START GIVEN DATA
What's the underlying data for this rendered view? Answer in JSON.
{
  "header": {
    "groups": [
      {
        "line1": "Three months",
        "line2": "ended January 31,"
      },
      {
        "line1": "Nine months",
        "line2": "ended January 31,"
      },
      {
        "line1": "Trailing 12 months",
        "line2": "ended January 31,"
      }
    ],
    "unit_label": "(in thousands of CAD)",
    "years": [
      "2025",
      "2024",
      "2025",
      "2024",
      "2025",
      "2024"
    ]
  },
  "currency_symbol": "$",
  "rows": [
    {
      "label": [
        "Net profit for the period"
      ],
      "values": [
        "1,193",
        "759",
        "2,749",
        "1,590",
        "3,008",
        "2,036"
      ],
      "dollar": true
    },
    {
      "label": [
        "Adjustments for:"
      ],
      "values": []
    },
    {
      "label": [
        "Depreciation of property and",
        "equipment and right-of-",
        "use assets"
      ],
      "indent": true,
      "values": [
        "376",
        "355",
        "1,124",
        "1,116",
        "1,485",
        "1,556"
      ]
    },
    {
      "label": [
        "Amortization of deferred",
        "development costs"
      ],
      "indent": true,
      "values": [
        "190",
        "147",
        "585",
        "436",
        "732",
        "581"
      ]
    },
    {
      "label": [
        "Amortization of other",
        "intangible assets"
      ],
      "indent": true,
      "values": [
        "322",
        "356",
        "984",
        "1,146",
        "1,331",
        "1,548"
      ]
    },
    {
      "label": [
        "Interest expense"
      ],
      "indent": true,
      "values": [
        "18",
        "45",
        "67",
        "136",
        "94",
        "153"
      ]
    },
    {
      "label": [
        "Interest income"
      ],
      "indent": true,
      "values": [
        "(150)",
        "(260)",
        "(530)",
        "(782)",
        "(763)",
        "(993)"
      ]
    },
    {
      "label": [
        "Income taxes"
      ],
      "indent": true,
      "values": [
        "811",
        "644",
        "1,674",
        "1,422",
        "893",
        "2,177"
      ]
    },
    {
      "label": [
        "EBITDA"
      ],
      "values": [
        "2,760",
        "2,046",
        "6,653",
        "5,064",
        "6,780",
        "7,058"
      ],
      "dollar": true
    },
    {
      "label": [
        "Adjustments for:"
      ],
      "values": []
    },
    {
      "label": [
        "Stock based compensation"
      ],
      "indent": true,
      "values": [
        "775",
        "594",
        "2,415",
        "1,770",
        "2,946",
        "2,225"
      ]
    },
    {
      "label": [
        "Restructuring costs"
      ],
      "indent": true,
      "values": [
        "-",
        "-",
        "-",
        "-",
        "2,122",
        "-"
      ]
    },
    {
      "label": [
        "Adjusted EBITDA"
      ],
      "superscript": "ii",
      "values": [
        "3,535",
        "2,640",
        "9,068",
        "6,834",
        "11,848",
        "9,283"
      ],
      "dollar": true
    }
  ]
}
END GIVEN DATA
- THE TASK -
Return each line of the listing that holds the string "costs".

- ANSWER TO THE EXERCISE -
        "development costs"
        "Restructuring costs"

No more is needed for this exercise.